━━ SUMBER

Menjemput Kembali Kejayaan Transportasi di Sumatera Barat
Oleh Deddy Arsya
Pada masa kolonial Belanda, transportasi di Sumatera Barat paling maju di antara daerah-daerah di luar Jawa. Angkutan tradisional pedati, bendi, atau kuda beban digantikan angkutan massal modern. Mula-mula kereta api, yang menjadi angkutan umum sejak 1893 di Sumatera Barat. Bukan hanya untuk mengangkut batubara atau komoditas lainnya, tetapi juga dipergunakan untuk angkutan massal manusia tidak lama setelah kemunculannya. Tidak saja sebagai alat angkut orang Belanda, tetapi pribumi telah pula diperbolehkan menikmati fasilitas ini. Sekalipun perbedaan rasial akan tampak mencolok: orang-orang Belanda berada di gerbong depan, gerbong nyaman lagi elite, sementara pribumi hanya boleh mengisi gerbong-gerbong bagian belakang, bercampur dengan kambing, sayur, dan barang-barang lain.
Lalu angkutan mobil didatangkan dari Singapura sejak 1904. Catatan sejarah mengatakan bahwa pada awal 1920an telah terdapat lebih dari 3000 angkutan mobil di Sumatera Barat. Pada akhir dasawarsa yang sama jumlah mobil telah mencapai angka 7000.
Kereta api kemudian bersaing dengan bus. Kejayaan kereta api berlanjut hanya sampai tahun 1970. Banyak lokomotif telah tua. Lok-lok dan gerbong juga sudah berusia 50 tahun. Rel-rel kereta api telah tertimbun zaman, bahkan banyak yang hilang ditutup belukar, sehingga tak bisa lagi digunakan. Sementara angkutan mobil terus tumbuh, seiring terus tumbuhnya jalan raya. Bus-bus besar yang terkenal pada era 60/70an dan berakhir pada era 2000an.
Pertumbuhan jalan juga pesat. Sejak awal-awal kolonial Belanda, setelah perang padri abad ke-19, orang-orang diarak pergi rodi untuk membangun jalan-jalan. Nagari-nagari hampir seluruhnya dapat jatah dan tanggungjawab memenuhi kouta rodi. Datuk-datuk berperan sebagai tukang arak, kalau ada yang mangkir rodi, didenda, atau dipasebankan (dipenjara). Apa mau dikata, orang Minangkabau kalah perang, padri terjungkang, terpaksalah keinginan Belanda dituruti. Orang Belanda cerdik pula, disuruhnya orang rodi, dikatanya ‘untuk kemajuan anak negeri’, tetapi kenyataannya memang pihak kolonial yang lebih banyak menangguk untung. Jalan-jalan utama ditetapkan pajak jalan. Kalau membawa barang pajaknya lebih besar lagi. Istilahnya kalau di Jawa adalah ‘bea tol’, kalau di sini namanya ‘pajak jalan’. Namun, dengan cara berdarah-darah itu pertumbuhan jalan di Sumatera Barat tumbuh pesat, rata-rata jalan kita sekarang hasil terukaan kolonialisme.

━━━━

**PERINTAH LATIHAN:** Ketik ulang bagian teks tentang transportasi di Sumatera Barat di atas, mulai dari "Lalu angkutan mobil" sampai dengan "pada era 2000an.", tanpa mengubah satu huruf pun.

━━ CATATAN MENTAH

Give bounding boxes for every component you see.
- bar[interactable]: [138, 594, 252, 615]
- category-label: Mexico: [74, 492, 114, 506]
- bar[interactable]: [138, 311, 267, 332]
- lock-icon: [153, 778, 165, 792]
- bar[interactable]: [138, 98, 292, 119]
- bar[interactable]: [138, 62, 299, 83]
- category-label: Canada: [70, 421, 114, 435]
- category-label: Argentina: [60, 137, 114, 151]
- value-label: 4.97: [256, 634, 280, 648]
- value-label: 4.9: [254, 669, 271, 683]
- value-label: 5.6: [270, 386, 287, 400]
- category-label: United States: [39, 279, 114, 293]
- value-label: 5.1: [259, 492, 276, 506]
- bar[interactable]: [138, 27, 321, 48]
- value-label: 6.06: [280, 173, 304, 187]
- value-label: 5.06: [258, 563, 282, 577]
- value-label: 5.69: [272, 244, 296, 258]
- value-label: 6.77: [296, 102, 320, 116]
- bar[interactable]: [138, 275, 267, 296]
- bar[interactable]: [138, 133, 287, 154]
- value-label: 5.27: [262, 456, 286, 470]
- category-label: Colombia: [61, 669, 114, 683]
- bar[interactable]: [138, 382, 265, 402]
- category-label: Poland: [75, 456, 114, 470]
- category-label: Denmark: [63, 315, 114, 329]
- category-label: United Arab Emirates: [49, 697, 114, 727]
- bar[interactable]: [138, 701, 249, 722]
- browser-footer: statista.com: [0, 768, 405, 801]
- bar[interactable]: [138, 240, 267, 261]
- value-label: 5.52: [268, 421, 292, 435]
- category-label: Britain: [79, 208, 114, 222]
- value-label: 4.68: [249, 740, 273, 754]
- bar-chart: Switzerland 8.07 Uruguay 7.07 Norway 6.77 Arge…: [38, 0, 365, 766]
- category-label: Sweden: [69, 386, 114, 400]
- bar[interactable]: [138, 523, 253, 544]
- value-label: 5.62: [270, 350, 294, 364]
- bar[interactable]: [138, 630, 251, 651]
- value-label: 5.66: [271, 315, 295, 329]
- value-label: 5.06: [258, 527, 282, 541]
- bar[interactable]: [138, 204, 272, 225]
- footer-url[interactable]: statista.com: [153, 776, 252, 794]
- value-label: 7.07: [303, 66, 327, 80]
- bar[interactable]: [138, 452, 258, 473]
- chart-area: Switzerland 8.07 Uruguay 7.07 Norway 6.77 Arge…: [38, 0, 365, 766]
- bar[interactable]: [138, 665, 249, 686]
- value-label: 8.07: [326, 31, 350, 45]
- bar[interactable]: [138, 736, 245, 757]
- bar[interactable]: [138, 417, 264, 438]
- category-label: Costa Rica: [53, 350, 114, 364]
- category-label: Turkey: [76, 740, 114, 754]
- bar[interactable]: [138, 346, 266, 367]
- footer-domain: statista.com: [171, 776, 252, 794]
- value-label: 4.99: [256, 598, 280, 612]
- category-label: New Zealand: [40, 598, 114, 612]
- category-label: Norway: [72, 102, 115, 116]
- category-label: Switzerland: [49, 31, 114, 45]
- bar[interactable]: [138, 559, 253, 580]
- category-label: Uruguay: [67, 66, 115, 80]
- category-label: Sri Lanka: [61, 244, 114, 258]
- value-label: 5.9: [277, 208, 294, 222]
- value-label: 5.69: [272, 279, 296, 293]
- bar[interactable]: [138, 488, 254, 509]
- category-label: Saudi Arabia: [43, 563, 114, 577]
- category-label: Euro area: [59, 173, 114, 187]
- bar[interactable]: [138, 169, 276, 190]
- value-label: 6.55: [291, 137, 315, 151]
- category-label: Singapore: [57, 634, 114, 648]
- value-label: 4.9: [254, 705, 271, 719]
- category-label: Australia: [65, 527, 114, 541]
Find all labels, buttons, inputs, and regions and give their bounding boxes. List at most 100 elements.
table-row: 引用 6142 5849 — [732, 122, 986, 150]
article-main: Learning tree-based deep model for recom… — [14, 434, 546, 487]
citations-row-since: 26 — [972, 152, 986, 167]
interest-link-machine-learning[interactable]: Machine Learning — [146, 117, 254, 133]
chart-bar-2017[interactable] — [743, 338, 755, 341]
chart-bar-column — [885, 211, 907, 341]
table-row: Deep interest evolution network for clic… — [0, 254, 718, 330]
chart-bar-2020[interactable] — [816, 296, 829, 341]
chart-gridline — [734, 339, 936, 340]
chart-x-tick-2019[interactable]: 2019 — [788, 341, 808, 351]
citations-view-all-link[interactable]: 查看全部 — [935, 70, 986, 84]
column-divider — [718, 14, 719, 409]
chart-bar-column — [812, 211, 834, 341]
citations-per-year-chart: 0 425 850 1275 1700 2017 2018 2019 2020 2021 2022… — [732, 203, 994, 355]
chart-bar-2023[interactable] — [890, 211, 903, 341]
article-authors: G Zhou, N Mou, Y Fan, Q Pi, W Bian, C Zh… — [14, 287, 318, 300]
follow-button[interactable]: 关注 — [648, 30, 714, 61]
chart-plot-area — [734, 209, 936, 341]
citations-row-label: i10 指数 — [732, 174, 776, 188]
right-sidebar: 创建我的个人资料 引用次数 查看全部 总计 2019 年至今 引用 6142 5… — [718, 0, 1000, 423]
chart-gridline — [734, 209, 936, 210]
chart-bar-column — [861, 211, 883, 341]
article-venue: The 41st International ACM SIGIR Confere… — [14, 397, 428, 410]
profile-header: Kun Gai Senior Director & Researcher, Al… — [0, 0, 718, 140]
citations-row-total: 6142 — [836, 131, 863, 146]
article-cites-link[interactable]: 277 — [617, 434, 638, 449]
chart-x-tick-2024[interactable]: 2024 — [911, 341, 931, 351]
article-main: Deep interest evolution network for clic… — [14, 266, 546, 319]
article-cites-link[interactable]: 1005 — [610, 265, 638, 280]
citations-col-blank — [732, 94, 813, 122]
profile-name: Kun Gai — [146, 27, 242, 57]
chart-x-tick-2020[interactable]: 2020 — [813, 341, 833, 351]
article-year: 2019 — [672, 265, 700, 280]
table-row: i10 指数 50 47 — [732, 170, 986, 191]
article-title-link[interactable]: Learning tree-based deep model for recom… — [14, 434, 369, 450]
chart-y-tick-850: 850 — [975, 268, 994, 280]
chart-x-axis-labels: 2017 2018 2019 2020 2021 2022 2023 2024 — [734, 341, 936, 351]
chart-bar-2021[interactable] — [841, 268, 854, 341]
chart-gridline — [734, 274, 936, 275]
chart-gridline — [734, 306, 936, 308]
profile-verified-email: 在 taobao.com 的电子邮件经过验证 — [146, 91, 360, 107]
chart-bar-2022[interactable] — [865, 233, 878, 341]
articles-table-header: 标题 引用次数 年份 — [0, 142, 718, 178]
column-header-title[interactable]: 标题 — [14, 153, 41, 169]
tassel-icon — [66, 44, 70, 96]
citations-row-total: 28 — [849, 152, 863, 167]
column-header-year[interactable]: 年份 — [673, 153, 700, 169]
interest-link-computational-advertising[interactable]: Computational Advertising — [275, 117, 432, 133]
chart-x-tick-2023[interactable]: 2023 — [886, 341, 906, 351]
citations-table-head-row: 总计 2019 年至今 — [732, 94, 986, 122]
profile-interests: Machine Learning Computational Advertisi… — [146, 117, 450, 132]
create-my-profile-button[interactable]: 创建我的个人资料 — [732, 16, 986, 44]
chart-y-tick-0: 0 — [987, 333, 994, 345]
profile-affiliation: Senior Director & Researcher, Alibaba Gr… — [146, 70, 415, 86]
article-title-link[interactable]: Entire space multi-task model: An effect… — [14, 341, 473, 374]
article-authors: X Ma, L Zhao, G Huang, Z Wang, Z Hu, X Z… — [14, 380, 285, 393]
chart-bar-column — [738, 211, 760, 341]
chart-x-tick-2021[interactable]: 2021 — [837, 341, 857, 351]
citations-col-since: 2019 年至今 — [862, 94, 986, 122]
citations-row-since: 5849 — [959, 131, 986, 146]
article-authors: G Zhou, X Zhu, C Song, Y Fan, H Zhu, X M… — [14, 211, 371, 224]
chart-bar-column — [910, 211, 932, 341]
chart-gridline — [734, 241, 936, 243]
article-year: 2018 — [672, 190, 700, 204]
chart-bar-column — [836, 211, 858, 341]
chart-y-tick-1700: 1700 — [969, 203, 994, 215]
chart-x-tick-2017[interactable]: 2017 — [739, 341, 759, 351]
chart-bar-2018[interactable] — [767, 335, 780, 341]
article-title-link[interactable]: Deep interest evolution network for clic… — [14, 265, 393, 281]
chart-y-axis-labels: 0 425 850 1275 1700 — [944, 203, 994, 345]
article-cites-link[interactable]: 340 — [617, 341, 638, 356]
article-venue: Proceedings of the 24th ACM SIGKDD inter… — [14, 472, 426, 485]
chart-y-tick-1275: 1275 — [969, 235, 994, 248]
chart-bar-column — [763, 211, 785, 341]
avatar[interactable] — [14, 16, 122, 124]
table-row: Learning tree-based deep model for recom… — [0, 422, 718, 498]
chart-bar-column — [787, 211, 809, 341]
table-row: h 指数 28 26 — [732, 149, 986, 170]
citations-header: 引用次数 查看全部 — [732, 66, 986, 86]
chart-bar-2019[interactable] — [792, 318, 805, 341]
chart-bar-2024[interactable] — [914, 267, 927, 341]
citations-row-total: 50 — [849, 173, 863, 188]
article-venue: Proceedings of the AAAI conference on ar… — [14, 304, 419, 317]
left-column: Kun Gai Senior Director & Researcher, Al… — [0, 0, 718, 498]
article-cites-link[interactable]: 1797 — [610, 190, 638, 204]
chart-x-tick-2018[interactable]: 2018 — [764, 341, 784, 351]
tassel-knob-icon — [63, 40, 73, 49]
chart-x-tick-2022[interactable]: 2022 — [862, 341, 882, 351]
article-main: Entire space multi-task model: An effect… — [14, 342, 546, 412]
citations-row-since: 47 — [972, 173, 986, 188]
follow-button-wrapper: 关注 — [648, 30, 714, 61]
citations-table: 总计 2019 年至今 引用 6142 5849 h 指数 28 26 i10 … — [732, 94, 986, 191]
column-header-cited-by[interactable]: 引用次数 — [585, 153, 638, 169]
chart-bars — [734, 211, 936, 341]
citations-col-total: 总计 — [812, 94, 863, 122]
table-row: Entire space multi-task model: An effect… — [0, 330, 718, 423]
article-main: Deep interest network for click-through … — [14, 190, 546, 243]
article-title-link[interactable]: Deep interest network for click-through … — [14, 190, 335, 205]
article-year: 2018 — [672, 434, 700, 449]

━━━━

**JAWABAN LATIHAN:**
Lalu angkutan mobil didatangkan dari Singapura sejak 1904. Catatan sejarah mengatakan bahwa pada awal 1920an telah terdapat lebih dari 3000 angkutan mobil di Sumatera Barat. Pada akhir dasawarsa yang sama jumlah mobil telah mencapai angka 7000.
Kereta api kemudian bersaing dengan bus. Kejayaan kereta api berlanjut hanya sampai tahun 1970. Banyak lokomotif telah tua. Lok-lok dan gerbong juga sudah berusia 50 tahun. Rel-rel kereta api telah tertimbun zaman, bahkan banyak yang hilang ditutup belukar, sehingga tak bisa lagi digunakan. Sementara angkutan mobil terus tumbuh, seiring terus tumbuhnya jalan raya. Bus-bus besar yang terkenal pada era 60/70an dan berakhir pada era 2000an.